* Prompt
Copy out every record below, word for word.

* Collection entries

────────────────

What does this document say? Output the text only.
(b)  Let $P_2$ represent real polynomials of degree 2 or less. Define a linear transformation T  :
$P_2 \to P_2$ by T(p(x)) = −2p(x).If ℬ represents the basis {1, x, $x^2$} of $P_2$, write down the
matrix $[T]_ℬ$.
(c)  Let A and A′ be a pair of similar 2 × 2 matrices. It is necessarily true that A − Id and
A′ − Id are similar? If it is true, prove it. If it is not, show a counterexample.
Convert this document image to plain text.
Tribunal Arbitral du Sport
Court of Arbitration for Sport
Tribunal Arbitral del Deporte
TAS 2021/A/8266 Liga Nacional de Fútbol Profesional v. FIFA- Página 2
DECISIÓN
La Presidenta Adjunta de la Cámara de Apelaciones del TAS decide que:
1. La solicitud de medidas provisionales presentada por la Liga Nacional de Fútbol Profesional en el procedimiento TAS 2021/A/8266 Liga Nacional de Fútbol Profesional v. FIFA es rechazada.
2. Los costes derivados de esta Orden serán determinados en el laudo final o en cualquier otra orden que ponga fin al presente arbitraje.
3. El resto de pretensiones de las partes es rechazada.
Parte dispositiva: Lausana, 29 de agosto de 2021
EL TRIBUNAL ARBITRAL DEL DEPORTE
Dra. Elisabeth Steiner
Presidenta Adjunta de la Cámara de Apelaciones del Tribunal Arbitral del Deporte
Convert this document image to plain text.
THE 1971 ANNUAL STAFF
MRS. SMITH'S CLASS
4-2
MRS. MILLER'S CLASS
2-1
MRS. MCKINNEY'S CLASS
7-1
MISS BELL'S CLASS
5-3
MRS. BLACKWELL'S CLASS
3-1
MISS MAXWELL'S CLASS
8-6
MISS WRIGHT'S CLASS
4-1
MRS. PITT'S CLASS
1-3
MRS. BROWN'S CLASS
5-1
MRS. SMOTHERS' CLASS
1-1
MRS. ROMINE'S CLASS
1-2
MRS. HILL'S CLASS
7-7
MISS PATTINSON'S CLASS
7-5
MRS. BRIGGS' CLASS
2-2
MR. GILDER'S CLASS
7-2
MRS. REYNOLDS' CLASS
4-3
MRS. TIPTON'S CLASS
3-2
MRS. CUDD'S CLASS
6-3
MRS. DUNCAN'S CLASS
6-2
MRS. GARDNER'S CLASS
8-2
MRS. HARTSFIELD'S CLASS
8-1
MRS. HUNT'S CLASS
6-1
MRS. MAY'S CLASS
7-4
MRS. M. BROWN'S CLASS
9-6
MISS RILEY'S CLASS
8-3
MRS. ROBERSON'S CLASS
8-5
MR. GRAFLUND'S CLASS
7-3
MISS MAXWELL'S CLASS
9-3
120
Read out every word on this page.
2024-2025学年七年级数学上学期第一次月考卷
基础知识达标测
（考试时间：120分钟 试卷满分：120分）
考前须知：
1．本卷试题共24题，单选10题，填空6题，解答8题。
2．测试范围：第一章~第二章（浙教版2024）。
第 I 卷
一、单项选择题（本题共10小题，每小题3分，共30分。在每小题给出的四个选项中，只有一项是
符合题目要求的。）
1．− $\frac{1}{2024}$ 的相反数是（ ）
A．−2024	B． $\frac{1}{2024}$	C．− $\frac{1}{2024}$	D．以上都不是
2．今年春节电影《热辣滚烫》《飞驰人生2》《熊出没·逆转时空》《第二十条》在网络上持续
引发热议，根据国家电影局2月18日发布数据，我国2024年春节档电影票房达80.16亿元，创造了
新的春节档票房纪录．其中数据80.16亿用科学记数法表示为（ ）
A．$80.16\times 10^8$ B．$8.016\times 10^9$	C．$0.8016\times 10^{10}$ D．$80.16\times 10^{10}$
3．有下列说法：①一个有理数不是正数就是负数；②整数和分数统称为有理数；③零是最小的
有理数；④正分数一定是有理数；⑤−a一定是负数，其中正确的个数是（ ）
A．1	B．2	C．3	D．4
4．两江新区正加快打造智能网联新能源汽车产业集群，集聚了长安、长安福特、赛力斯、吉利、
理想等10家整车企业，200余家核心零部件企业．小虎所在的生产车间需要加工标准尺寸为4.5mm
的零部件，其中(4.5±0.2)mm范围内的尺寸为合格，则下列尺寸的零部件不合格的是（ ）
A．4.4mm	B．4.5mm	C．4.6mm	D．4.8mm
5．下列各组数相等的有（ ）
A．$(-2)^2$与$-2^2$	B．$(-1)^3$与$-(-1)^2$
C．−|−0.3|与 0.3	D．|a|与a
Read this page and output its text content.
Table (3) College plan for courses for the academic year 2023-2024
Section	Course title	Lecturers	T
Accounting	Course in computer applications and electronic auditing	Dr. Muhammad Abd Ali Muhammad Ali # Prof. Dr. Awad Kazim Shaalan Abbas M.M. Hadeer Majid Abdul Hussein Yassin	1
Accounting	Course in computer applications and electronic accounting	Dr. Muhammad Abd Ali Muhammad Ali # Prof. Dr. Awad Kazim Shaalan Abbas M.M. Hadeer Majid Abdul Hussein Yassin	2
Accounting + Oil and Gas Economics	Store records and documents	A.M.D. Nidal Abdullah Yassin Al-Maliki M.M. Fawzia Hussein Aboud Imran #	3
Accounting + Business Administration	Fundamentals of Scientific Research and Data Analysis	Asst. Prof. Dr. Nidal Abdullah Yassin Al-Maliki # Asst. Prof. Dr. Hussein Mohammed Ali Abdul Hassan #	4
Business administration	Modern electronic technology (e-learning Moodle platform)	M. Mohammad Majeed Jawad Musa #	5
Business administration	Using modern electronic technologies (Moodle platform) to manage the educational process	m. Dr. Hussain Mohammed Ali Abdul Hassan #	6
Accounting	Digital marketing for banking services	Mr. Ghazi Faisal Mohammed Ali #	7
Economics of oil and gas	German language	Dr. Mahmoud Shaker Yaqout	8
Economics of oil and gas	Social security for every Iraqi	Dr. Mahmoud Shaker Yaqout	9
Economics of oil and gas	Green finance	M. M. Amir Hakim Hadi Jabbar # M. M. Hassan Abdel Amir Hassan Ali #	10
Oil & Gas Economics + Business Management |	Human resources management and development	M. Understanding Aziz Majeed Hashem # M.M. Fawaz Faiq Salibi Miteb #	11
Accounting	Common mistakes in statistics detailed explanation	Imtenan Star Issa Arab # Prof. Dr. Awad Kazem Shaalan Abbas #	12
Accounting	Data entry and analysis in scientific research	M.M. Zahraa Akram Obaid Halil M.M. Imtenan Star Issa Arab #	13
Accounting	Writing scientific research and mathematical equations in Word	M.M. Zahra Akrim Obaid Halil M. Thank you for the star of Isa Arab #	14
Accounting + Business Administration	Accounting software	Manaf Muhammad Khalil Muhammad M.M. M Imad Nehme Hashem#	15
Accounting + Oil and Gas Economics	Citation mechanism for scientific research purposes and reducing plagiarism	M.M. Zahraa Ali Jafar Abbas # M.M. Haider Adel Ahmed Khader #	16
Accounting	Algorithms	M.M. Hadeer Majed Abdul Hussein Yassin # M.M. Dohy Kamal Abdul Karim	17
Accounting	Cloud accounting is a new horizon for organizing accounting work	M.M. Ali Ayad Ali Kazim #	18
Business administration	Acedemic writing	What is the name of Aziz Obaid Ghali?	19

────────────────

* Task solution
What does this document say? Output the text only.
(b)  Let $P_2$ represent real polynomials of degree 2 or less. Define a linear transformation T  :
$P_2 \to P_2$ by T(p(x)) = −2p(x).If ℬ represents the basis {1, x, $x^2$} of $P_2$, write down the
matrix $[T]_ℬ$.
(c)  Let A and A′ be a pair of similar 2 × 2 matrices. It is necessarily true that A − Id and
A′ − Id are similar? If it is true, prove it. If it is not, show a counterexample.
Convert this document image to plain text.
Tribunal Arbitral du Sport
Court of Arbitration for Sport
Tribunal Arbitral del Deporte
TAS 2021/A/8266 Liga Nacional de Fútbol Profesional v. FIFA- Página 2
DECISIÓN
La Presidenta Adjunta de la Cámara de Apelaciones del TAS decide que:
1. La solicitud de medidas provisionales presentada por la Liga Nacional de Fútbol Profesional en el procedimiento TAS 2021/A/8266 Liga Nacional de Fútbol Profesional v. FIFA es rechazada.
2. Los costes derivados de esta Orden serán determinados en el laudo final o en cualquier otra orden que ponga fin al presente arbitraje.
3. El resto de pretensiones de las partes es rechazada.
Parte dispositiva: Lausana, 29 de agosto de 2021
EL TRIBUNAL ARBITRAL DEL DEPORTE
Dra. Elisabeth Steiner
Presidenta Adjunta de la Cámara de Apelaciones del Tribunal Arbitral del Deporte
Convert this document image to plain text.
THE 1971 ANNUAL STAFF
MRS. SMITH'S CLASS
4-2
MRS. MILLER'S CLASS
2-1
MRS. MCKINNEY'S CLASS
7-1
MISS BELL'S CLASS
5-3
MRS. BLACKWELL'S CLASS
3-1
MISS MAXWELL'S CLASS
8-6
MISS WRIGHT'S CLASS
4-1
MRS. PITT'S CLASS
1-3
MRS. BROWN'S CLASS
5-1
MRS. SMOTHERS' CLASS
1-1
MRS. ROMINE'S CLASS
1-2
MRS. HILL'S CLASS
7-7
MISS PATTINSON'S CLASS
7-5
MRS. BRIGGS' CLASS
2-2
MR. GILDER'S CLASS
7-2
MRS. REYNOLDS' CLASS
4-3
MRS. TIPTON'S CLASS
3-2
MRS. CUDD'S CLASS
6-3
MRS. DUNCAN'S CLASS
6-2
MRS. GARDNER'S CLASS
8-2
MRS. HARTSFIELD'S CLASS
8-1
MRS. HUNT'S CLASS
6-1
MRS. MAY'S CLASS
7-4
MRS. M. BROWN'S CLASS
9-6
MISS RILEY'S CLASS
8-3
MRS. ROBERSON'S CLASS
8-5
MR. GRAFLUND'S CLASS
7-3
MISS MAXWELL'S CLASS
9-3
120
Read out every word on this page.
2024-2025学年七年级数学上学期第一次月考卷
基础知识达标测
（考试时间：120分钟 试卷满分：120分）
考前须知：
1．本卷试题共24题，单选10题，填空6题，解答8题。
2．测试范围：第一章~第二章（浙教版2024）。
第 I 卷
一、单项选择题（本题共10小题，每小题3分，共30分。在每小题给出的四个选项中，只有一项是
符合题目要求的。）
1．− $\frac{1}{2024}$ 的相反数是（ ）
A．−2024	B． $\frac{1}{2024}$	C．− $\frac{1}{2024}$	D．以上都不是
2．今年春节电影《热辣滚烫》《飞驰人生2》《熊出没·逆转时空》《第二十条》在网络上持续
引发热议，根据国家电影局2月18日发布数据，我国2024年春节档电影票房达80.16亿元，创造了
新的春节档票房纪录．其中数据80.16亿用科学记数法表示为（ ）
A．$80.16\times 10^8$ B．$8.016\times 10^9$	C．$0.8016\times 10^{10}$ D．$80.16\times 10^{10}$
3．有下列说法：①一个有理数不是正数就是负数；②整数和分数统称为有理数；③零是最小的
有理数；④正分数一定是有理数；⑤−a一定是负数，其中正确的个数是（ ）
A．1	B．2	C．3	D．4
4．两江新区正加快打造智能网联新能源汽车产业集群，集聚了长安、长安福特、赛力斯、吉利、
理想等10家整车企业，200余家核心零部件企业．小虎所在的生产车间需要加工标准尺寸为4.5mm
的零部件，其中(4.5±0.2)mm范围内的尺寸为合格，则下列尺寸的零部件不合格的是（ ）
A．4.4mm	B．4.5mm	C．4.6mm	D．4.8mm
5．下列各组数相等的有（ ）
A．$(-2)^2$与$-2^2$	B．$(-1)^3$与$-(-1)^2$
C．−|−0.3|与 0.3	D．|a|与a
Read this page and output its text content.
Table (3) College plan for courses for the academic year 2023-2024
Section	Course title	Lecturers	T
Accounting	Course in computer applications and electronic auditing	Dr. Muhammad Abd Ali Muhammad Ali # Prof. Dr. Awad Kazim Shaalan Abbas M.M. Hadeer Majid Abdul Hussein Yassin	1
Accounting	Course in computer applications and electronic accounting	Dr. Muhammad Abd Ali Muhammad Ali # Prof. Dr. Awad Kazim Shaalan Abbas M.M. Hadeer Majid Abdul Hussein Yassin	2
Accounting + Oil and Gas Economics	Store records and documents	A.M.D. Nidal Abdullah Yassin Al-Maliki M.M. Fawzia Hussein Aboud Imran #	3
Accounting + Business Administration	Fundamentals of Scientific Research and Data Analysis	Asst. Prof. Dr. Nidal Abdullah Yassin Al-Maliki # Asst. Prof. Dr. Hussein Mohammed Ali Abdul Hassan #	4
Business administration	Modern electronic technology (e-learning Moodle platform)	M. Mohammad Majeed Jawad Musa #	5
Business administration	Using modern electronic technologies (Moodle platform) to manage the educational process	m. Dr. Hussain Mohammed Ali Abdul Hassan #	6
Accounting	Digital marketing for banking services	Mr. Ghazi Faisal Mohammed Ali #	7
Economics of oil and gas	German language	Dr. Mahmoud Shaker Yaqout	8
Economics of oil and gas	Social security for every Iraqi	Dr. Mahmoud Shaker Yaqout	9
Economics of oil and gas	Green finance	M. M. Amir Hakim Hadi Jabbar # M. M. Hassan Abdel Amir Hassan Ali #	10
Oil & Gas Economics + Business Management |	Human resources management and development	M. Understanding Aziz Majeed Hashem # M.M. Fawaz Faiq Salibi Miteb #	11
Accounting	Common mistakes in statistics detailed explanation	Imtenan Star Issa Arab # Prof. Dr. Awad Kazem Shaalan Abbas #	12
Accounting	Data entry and analysis in scientific research	M.M. Zahraa Akram Obaid Halil M.M. Imtenan Star Issa Arab #	13
Accounting	Writing scientific research and mathematical equations in Word	M.M. Zahra Akrim Obaid Halil M. Thank you for the star of Isa Arab #	14
Accounting + Business Administration	Accounting software	Manaf Muhammad Khalil Muhammad M.M. M Imad Nehme Hashem#	15
Accounting + Oil and Gas Economics	Citation mechanism for scientific research purposes and reducing plagiarism	M.M. Zahraa Ali Jafar Abbas # M.M. Haider Adel Ahmed Khader #	16
Accounting	Algorithms	M.M. Hadeer Majed Abdul Hussein Yassin # M.M. Dohy Kamal Abdul Karim	17
Accounting	Cloud accounting is a new horizon for organizing accounting work	M.M. Ali Ayad Ali Kazim #	18
Business administration	Acedemic writing	What is the name of Aziz Obaid Ghali?	19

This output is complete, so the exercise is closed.